→ Data excerpts
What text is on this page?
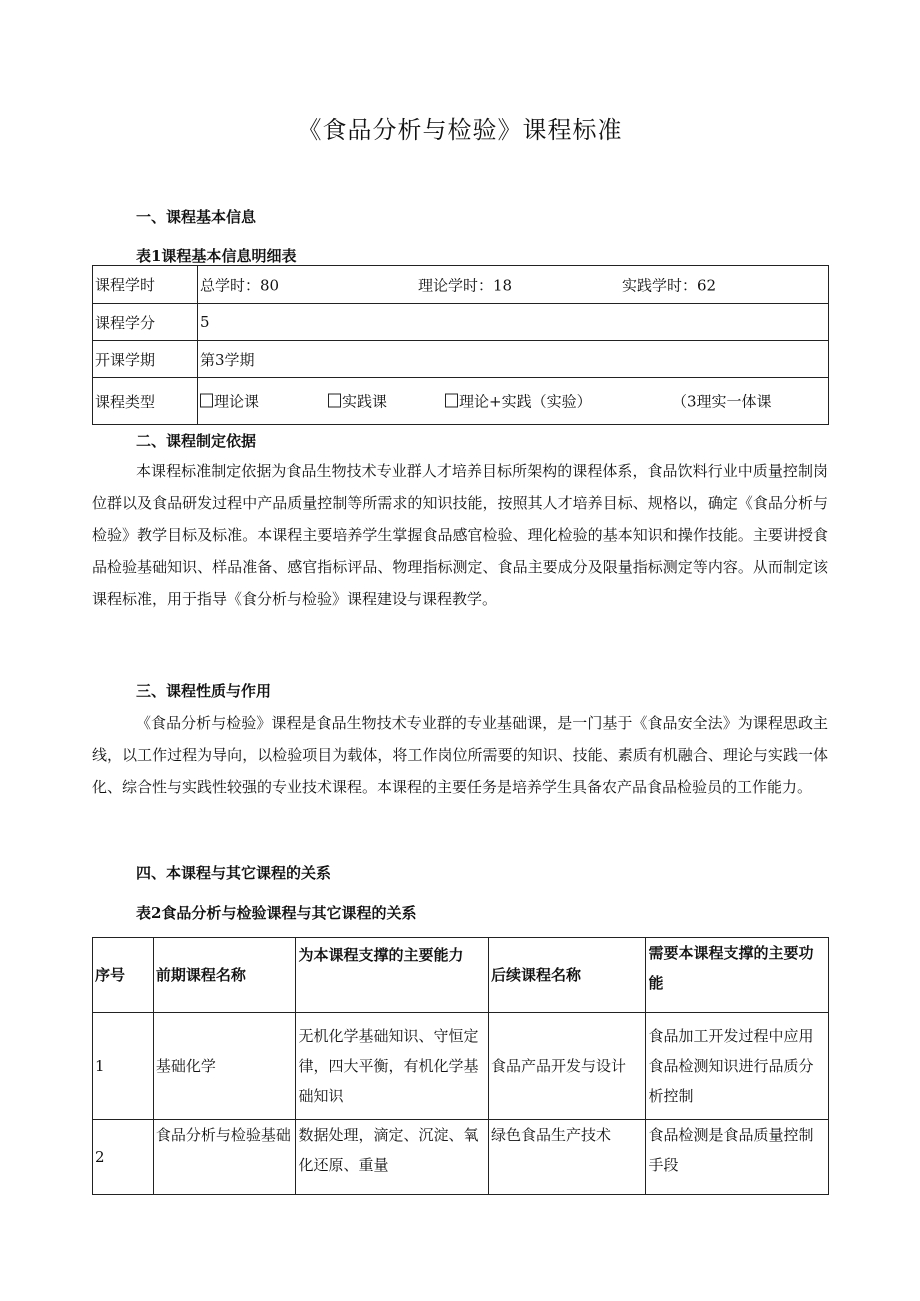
《食品分析与检验》课程标准
一、课程基本信息
表1课程基本信息明细表
课程学时	总学时：80 理论学时：18 实践学时：62

课程学分	5
开课学期	第3学期
课程类型	理论课 实践课 理论+实践（实验） （3理实一体课
二、课程制定依据

本课程标准制定依据为食品生物技术专业群人才培养目标所架构的课程体系，食品饮料行业中质量控制岗位群以及食品研发过程中产品质量控制等所需求的知识技能，按照其人才培养目标、规格以，确定《食品分析与检验》教学目标及标准。本课程主要培养学生掌握食品感官检验、理化检验的基本知识和操作技能。主要讲授食品检验基础知识、样品准备、感官指标评品、物理指标测定、食品主要成分及限量指标测定等内容。从而制定该课程标准，用于指导《食分析与检验》课程建设与课程教学。

三、课程性质与作用

《食品分析与检验》课程是食品生物技术专业群的专业基础课，是一门基于《食品安全法》为课程思政主线，以工作过程为导向，以检验项目为载体，将工作岗位所需要的知识、技能、素质有机融合、理论与实践一体化、综合性与实践性较强的专业技术课程。本课程的主要任务是培养学生具备农产品食品检验员的工作能力。

四、本课程与其它课程的关系
表2食品分析与检验课程与其它课程的关系
序号	前期课程名称	为本课程支撑的主要能力	后续课程名称	需要本课程支撑的主要功能
1	基础化学	无机化学基础知识、守恒定律，四大平衡，有机化学基础知识	食品产品开发与设计	食品加工开发过程中应用食品检测知识进行品质分析控制
2	食品分析与检验基础	数据处理，滴定、沉淀、氧化还原、重量	绿色食品生产技术	食品检测是食品质量控制手段
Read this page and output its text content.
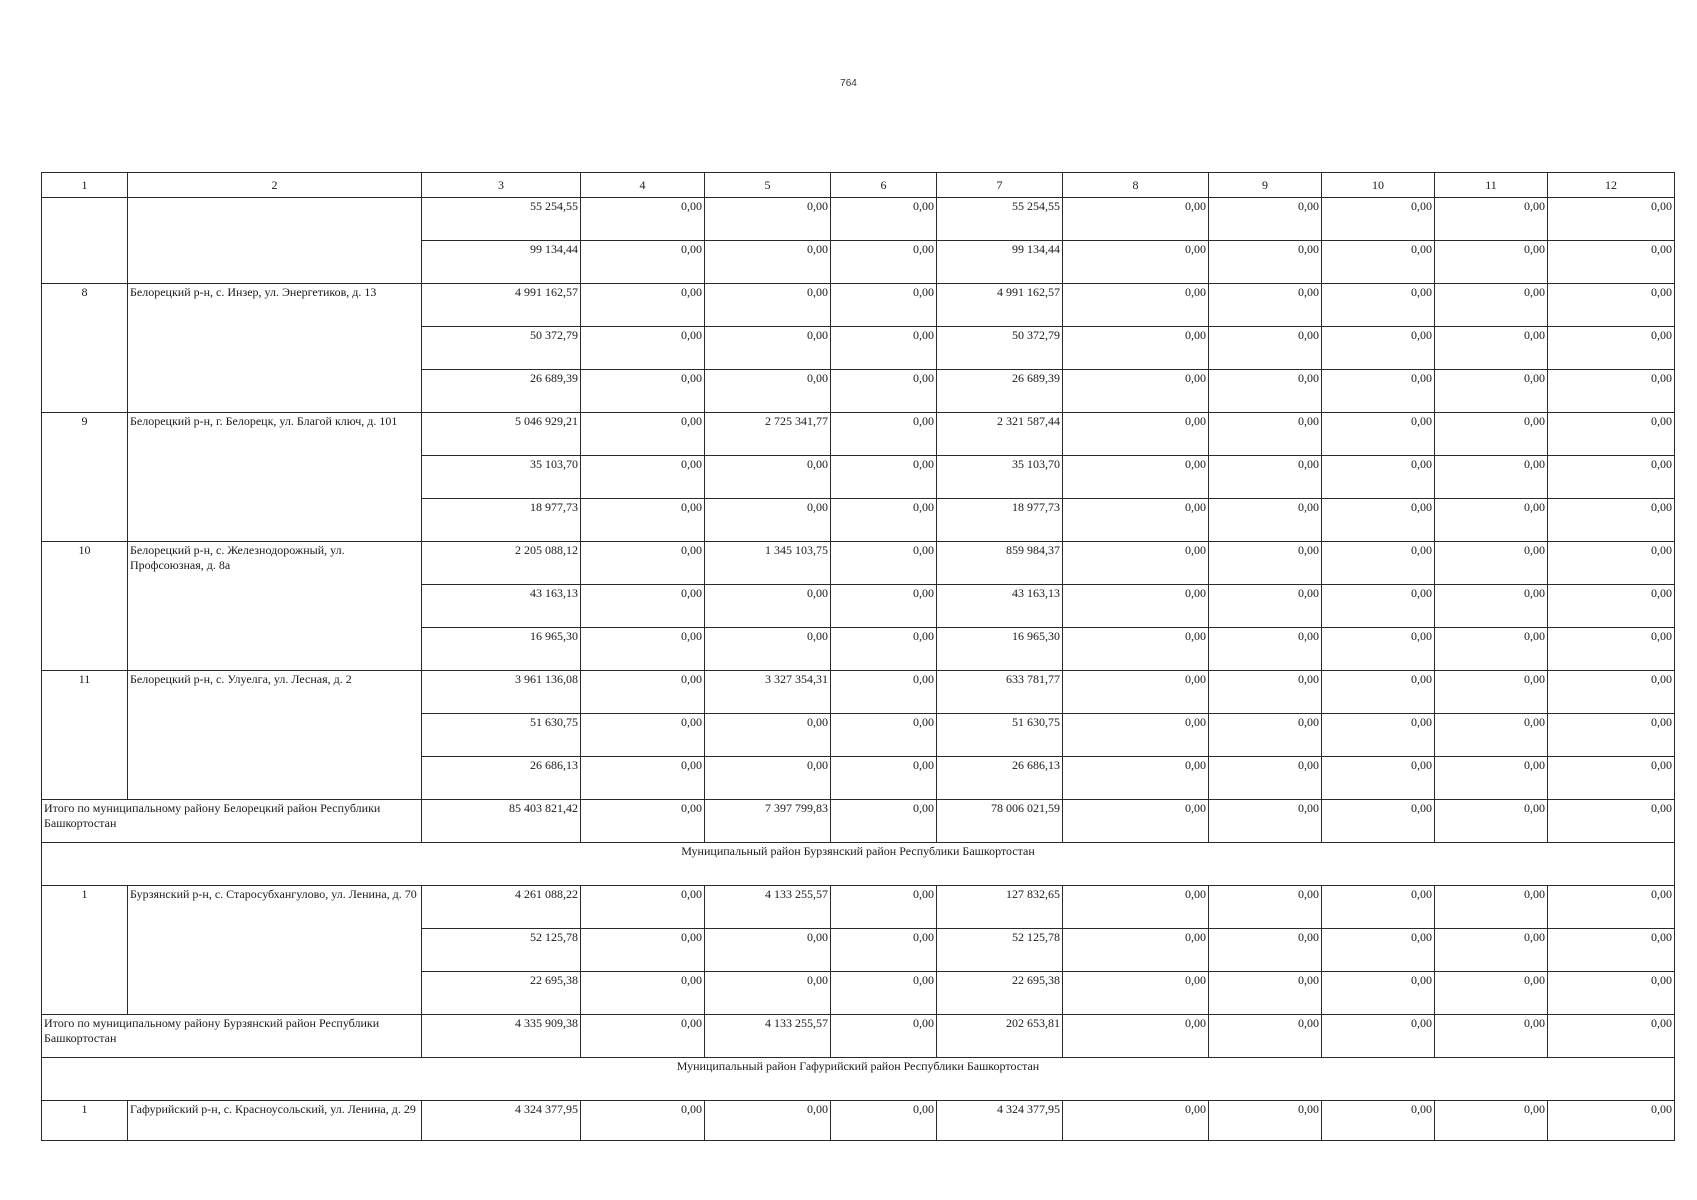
764
1	2	3	4	5	6	7	8	9	10	11	12
		55 254,55	0,00	0,00	0,00	55 254,55	0,00	0,00	0,00	0,00	0,00
		99 134,44	0,00	0,00	0,00	99 134,44	0,00	0,00	0,00	0,00	0,00
8	Белорецкий р-н, с. Инзер, ул. Энергетиков, д. 13	4 991 162,57	0,00	0,00	0,00	4 991 162,57	0,00	0,00	0,00	0,00	0,00
		50 372,79	0,00	0,00	0,00	50 372,79	0,00	0,00	0,00	0,00	0,00
		26 689,39	0,00	0,00	0,00	26 689,39	0,00	0,00	0,00	0,00	0,00
9	Белорецкий р-н, г. Белорецк, ул. Благой ключ, д. 101	5 046 929,21	0,00	2 725 341,77	0,00	2 321 587,44	0,00	0,00	0,00	0,00	0,00
		35 103,70	0,00	0,00	0,00	35 103,70	0,00	0,00	0,00	0,00	0,00
		18 977,73	0,00	0,00	0,00	18 977,73	0,00	0,00	0,00	0,00	0,00
10	Белорецкий р-н, с. Железнодорожный, ул. Профсоюзная, д. 8а	2 205 088,12	0,00	1 345 103,75	0,00	859 984,37	0,00	0,00	0,00	0,00	0,00
		43 163,13	0,00	0,00	0,00	43 163,13	0,00	0,00	0,00	0,00	0,00
		16 965,30	0,00	0,00	0,00	16 965,30	0,00	0,00	0,00	0,00	0,00
11	Белорецкий р-н, с. Улуелга, ул. Лесная, д. 2	3 961 136,08	0,00	3 327 354,31	0,00	633 781,77	0,00	0,00	0,00	0,00	0,00
		51 630,75	0,00	0,00	0,00	51 630,75	0,00	0,00	0,00	0,00	0,00
		26 686,13	0,00	0,00	0,00	26 686,13	0,00	0,00	0,00	0,00	0,00
Итого по муниципальному району Белорецкий район Республики Башкортостан		85 403 821,42	0,00	7 397 799,83	0,00	78 006 021,59	0,00	0,00	0,00	0,00	0,00
Муниципальный район Бурзянский район Республики Башкортостан											
1	Бурзянский р-н, с. Старосубхангулово, ул. Ленина, д. 70	4 261 088,22	0,00	4 133 255,57	0,00	127 832,65	0,00	0,00	0,00	0,00	0,00
		52 125,78	0,00	0,00	0,00	52 125,78	0,00	0,00	0,00	0,00	0,00
		22 695,38	0,00	0,00	0,00	22 695,38	0,00	0,00	0,00	0,00	0,00
Итого по муниципальному району Бурзянский район Республики Башкортостан		4 335 909,38	0,00	4 133 255,57	0,00	202 653,81	0,00	0,00	0,00	0,00	0,00
Муниципальный район Гафурийский район Республики Башкортостан											
1	Гафурийский р-н, с. Красноусольский, ул. Ленина, д. 29	4 324 377,95	0,00	0,00	0,00	4 324 377,95	0,00	0,00	0,00	0,00	0,00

→ Directive
Reproduce each record from above exactly; pictures do not belong in the copy.

→ Written reply
What text is on this page?
《食品分析与检验》课程标准
一、课程基本信息
表1课程基本信息明细表
课程学时	总学时：80 理论学时：18 实践学时：62

课程学分	5
开课学期	第3学期
课程类型	理论课 实践课 理论+实践（实验） （3理实一体课
二、课程制定依据

本课程标准制定依据为食品生物技术专业群人才培养目标所架构的课程体系，食品饮料行业中质量控制岗位群以及食品研发过程中产品质量控制等所需求的知识技能，按照其人才培养目标、规格以，确定《食品分析与检验》教学目标及标准。本课程主要培养学生掌握食品感官检验、理化检验的基本知识和操作技能。主要讲授食品检验基础知识、样品准备、感官指标评品、物理指标测定、食品主要成分及限量指标测定等内容。从而制定该课程标准，用于指导《食分析与检验》课程建设与课程教学。

三、课程性质与作用

《食品分析与检验》课程是食品生物技术专业群的专业基础课，是一门基于《食品安全法》为课程思政主线，以工作过程为导向，以检验项目为载体，将工作岗位所需要的知识、技能、素质有机融合、理论与实践一体化、综合性与实践性较强的专业技术课程。本课程的主要任务是培养学生具备农产品食品检验员的工作能力。

四、本课程与其它课程的关系
表2食品分析与检验课程与其它课程的关系
序号	前期课程名称	为本课程支撑的主要能力	后续课程名称	需要本课程支撑的主要功能
1	基础化学	无机化学基础知识、守恒定律，四大平衡，有机化学基础知识	食品产品开发与设计	食品加工开发过程中应用食品检测知识进行品质分析控制
2	食品分析与检验基础	数据处理，滴定、沉淀、氧化还原、重量	绿色食品生产技术	食品检测是食品质量控制手段
Read this page and output its text content.
764
1	2	3	4	5	6	7	8	9	10	11	12
		55 254,55	0,00	0,00	0,00	55 254,55	0,00	0,00	0,00	0,00	0,00
		99 134,44	0,00	0,00	0,00	99 134,44	0,00	0,00	0,00	0,00	0,00
8	Белорецкий р-н, с. Инзер, ул. Энергетиков, д. 13	4 991 162,57	0,00	0,00	0,00	4 991 162,57	0,00	0,00	0,00	0,00	0,00
		50 372,79	0,00	0,00	0,00	50 372,79	0,00	0,00	0,00	0,00	0,00
		26 689,39	0,00	0,00	0,00	26 689,39	0,00	0,00	0,00	0,00	0,00
9	Белорецкий р-н, г. Белорецк, ул. Благой ключ, д. 101	5 046 929,21	0,00	2 725 341,77	0,00	2 321 587,44	0,00	0,00	0,00	0,00	0,00
		35 103,70	0,00	0,00	0,00	35 103,70	0,00	0,00	0,00	0,00	0,00
		18 977,73	0,00	0,00	0,00	18 977,73	0,00	0,00	0,00	0,00	0,00
10	Белорецкий р-н, с. Железнодорожный, ул. Профсоюзная, д. 8а	2 205 088,12	0,00	1 345 103,75	0,00	859 984,37	0,00	0,00	0,00	0,00	0,00
		43 163,13	0,00	0,00	0,00	43 163,13	0,00	0,00	0,00	0,00	0,00
		16 965,30	0,00	0,00	0,00	16 965,30	0,00	0,00	0,00	0,00	0,00
11	Белорецкий р-н, с. Улуелга, ул. Лесная, д. 2	3 961 136,08	0,00	3 327 354,31	0,00	633 781,77	0,00	0,00	0,00	0,00	0,00
		51 630,75	0,00	0,00	0,00	51 630,75	0,00	0,00	0,00	0,00	0,00
		26 686,13	0,00	0,00	0,00	26 686,13	0,00	0,00	0,00	0,00	0,00
Итого по муниципальному району Белорецкий район Республики Башкортостан		85 403 821,42	0,00	7 397 799,83	0,00	78 006 021,59	0,00	0,00	0,00	0,00	0,00
Муниципальный район Бурзянский район Республики Башкортостан											
1	Бурзянский р-н, с. Старосубхангулово, ул. Ленина, д. 70	4 261 088,22	0,00	4 133 255,57	0,00	127 832,65	0,00	0,00	0,00	0,00	0,00
		52 125,78	0,00	0,00	0,00	52 125,78	0,00	0,00	0,00	0,00	0,00
		22 695,38	0,00	0,00	0,00	22 695,38	0,00	0,00	0,00	0,00	0,00
Итого по муниципальному району Бурзянский район Республики Башкортостан		4 335 909,38	0,00	4 133 255,57	0,00	202 653,81	0,00	0,00	0,00	0,00	0,00
Муниципальный район Гафурийский район Республики Башкортостан											
1	Гафурийский р-н, с. Красноусольский, ул. Ленина, д. 29	4 324 377,95	0,00	0,00	0,00	4 324 377,95	0,00	0,00	0,00	0,00	0,00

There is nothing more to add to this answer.